What is asked:
Work through the entries below and report how many lines include "στόχος". The number alone is the answer.

:: Excerpted records

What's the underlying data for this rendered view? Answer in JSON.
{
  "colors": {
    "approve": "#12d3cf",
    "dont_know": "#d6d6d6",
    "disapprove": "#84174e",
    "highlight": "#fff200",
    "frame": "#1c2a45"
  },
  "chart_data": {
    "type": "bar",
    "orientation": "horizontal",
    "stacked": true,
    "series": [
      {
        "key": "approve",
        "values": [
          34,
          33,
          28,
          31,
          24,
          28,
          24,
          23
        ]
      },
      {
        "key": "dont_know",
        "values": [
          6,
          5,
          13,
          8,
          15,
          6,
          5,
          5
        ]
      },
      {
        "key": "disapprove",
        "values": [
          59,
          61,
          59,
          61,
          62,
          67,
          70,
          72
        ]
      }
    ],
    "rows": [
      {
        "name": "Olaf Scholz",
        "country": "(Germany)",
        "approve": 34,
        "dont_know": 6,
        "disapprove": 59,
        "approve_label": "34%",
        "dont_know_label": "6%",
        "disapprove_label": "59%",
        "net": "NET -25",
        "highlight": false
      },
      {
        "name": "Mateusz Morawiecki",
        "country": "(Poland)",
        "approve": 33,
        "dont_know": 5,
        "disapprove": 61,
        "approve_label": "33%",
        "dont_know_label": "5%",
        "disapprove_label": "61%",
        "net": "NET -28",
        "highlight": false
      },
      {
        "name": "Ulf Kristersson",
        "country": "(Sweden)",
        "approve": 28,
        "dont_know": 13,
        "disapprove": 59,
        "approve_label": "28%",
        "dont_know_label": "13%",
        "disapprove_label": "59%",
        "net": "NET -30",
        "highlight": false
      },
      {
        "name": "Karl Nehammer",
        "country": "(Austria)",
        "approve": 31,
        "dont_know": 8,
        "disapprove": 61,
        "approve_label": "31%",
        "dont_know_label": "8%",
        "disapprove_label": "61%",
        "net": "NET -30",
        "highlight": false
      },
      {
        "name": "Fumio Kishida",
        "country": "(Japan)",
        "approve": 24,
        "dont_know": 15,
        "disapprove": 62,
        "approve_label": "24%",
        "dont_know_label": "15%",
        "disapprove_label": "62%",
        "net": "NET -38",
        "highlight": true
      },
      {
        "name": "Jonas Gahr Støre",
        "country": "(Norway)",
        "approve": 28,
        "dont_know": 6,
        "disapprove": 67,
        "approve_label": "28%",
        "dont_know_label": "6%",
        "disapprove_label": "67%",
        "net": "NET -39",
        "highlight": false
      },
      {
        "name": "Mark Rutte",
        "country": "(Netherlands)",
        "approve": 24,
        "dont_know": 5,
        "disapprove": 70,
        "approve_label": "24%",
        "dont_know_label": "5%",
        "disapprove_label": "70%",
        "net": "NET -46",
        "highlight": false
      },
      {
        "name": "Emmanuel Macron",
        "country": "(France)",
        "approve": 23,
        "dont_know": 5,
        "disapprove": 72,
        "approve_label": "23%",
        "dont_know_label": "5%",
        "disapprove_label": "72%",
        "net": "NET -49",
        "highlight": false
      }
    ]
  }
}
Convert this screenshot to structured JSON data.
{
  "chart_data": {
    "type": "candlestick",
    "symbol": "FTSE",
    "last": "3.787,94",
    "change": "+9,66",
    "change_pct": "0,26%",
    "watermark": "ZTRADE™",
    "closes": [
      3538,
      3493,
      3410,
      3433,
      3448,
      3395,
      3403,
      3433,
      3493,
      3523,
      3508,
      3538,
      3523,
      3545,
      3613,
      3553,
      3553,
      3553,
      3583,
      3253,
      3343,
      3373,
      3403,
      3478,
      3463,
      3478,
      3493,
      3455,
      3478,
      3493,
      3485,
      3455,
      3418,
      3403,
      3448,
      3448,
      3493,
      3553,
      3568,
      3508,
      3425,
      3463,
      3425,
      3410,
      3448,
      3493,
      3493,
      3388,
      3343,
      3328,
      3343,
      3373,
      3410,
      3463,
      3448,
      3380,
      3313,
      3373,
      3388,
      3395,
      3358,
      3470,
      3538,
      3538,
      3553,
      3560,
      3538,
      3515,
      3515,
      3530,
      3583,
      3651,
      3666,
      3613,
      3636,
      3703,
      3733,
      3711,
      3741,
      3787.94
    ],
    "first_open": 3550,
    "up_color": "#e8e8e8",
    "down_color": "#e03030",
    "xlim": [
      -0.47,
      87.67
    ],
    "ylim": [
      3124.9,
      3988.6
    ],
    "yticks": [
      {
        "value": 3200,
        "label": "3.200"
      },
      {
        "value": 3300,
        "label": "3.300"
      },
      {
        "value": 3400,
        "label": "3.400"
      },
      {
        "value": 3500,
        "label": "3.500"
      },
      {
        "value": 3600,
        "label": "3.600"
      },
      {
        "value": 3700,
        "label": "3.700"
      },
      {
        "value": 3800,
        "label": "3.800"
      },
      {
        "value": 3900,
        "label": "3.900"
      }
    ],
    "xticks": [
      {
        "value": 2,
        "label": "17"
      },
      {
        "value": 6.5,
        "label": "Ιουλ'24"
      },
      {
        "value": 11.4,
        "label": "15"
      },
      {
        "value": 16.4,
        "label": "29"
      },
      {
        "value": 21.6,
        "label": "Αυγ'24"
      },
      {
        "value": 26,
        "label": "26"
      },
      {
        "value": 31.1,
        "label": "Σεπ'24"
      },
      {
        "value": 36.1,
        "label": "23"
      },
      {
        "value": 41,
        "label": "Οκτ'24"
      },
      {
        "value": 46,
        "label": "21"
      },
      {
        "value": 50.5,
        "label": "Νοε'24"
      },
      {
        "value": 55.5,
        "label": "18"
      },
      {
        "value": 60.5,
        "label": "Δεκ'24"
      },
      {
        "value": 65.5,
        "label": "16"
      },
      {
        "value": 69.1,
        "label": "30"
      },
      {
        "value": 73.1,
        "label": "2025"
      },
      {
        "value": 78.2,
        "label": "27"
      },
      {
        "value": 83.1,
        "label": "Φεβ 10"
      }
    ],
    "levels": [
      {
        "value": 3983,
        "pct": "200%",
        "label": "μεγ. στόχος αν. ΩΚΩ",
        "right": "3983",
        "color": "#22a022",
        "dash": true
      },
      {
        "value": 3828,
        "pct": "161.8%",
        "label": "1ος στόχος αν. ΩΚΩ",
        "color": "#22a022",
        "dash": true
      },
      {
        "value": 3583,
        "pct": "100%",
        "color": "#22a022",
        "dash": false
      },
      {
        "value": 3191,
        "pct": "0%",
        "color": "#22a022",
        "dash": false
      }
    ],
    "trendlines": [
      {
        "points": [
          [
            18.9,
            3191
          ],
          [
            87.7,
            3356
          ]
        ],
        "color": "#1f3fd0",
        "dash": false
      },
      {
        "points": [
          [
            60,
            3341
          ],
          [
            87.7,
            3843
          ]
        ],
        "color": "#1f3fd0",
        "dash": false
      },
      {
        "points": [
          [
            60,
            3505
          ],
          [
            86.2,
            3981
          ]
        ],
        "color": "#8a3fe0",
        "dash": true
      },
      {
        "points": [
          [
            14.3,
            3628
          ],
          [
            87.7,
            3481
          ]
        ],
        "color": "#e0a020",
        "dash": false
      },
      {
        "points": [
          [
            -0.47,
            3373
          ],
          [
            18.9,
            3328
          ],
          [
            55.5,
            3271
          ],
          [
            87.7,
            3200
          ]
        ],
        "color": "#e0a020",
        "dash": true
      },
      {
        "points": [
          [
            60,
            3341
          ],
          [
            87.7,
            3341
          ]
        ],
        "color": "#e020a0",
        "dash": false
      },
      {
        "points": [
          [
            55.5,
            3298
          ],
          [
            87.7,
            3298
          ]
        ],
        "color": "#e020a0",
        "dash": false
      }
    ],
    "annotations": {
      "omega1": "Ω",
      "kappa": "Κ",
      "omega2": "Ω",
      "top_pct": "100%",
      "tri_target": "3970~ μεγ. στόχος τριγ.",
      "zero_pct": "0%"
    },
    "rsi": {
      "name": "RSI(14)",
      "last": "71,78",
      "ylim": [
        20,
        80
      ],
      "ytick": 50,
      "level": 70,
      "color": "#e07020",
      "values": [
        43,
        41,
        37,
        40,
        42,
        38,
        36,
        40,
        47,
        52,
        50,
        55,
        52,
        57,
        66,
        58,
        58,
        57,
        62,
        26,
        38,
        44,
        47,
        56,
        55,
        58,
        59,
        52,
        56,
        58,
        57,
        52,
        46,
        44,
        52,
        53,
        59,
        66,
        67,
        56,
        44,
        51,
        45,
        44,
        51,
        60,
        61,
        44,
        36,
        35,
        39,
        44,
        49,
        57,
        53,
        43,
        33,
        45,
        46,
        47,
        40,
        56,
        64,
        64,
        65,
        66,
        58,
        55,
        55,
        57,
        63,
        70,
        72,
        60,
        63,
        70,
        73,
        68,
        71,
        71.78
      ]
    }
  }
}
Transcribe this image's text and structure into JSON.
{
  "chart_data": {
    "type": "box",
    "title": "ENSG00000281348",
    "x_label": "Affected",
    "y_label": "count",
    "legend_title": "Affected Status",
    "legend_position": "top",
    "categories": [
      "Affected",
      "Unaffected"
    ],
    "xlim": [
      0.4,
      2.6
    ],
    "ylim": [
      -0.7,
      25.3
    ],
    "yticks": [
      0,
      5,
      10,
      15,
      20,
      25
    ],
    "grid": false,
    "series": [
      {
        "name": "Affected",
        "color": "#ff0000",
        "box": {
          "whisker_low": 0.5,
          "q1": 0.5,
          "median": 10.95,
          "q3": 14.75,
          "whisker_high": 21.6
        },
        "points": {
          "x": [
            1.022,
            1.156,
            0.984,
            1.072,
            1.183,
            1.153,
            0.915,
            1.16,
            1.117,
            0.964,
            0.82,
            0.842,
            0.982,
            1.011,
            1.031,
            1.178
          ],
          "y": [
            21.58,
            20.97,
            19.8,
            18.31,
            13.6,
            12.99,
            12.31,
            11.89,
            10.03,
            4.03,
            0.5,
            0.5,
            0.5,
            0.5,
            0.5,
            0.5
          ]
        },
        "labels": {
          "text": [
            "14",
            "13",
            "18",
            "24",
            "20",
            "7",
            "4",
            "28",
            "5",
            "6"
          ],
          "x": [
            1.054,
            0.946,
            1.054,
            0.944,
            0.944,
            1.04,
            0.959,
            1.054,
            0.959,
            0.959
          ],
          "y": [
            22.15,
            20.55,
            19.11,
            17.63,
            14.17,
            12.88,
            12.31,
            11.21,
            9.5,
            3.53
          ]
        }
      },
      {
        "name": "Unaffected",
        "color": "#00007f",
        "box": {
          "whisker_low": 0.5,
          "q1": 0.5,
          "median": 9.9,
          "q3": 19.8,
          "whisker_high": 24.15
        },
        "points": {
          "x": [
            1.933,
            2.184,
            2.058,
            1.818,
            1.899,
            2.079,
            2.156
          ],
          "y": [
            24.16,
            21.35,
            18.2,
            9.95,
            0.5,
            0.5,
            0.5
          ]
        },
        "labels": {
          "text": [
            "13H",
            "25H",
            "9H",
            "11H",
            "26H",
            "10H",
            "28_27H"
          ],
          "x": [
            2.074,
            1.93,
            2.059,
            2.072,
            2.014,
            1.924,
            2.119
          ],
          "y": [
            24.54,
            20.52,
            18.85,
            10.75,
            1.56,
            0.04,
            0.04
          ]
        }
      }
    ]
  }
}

::::

Answer to the problem:
3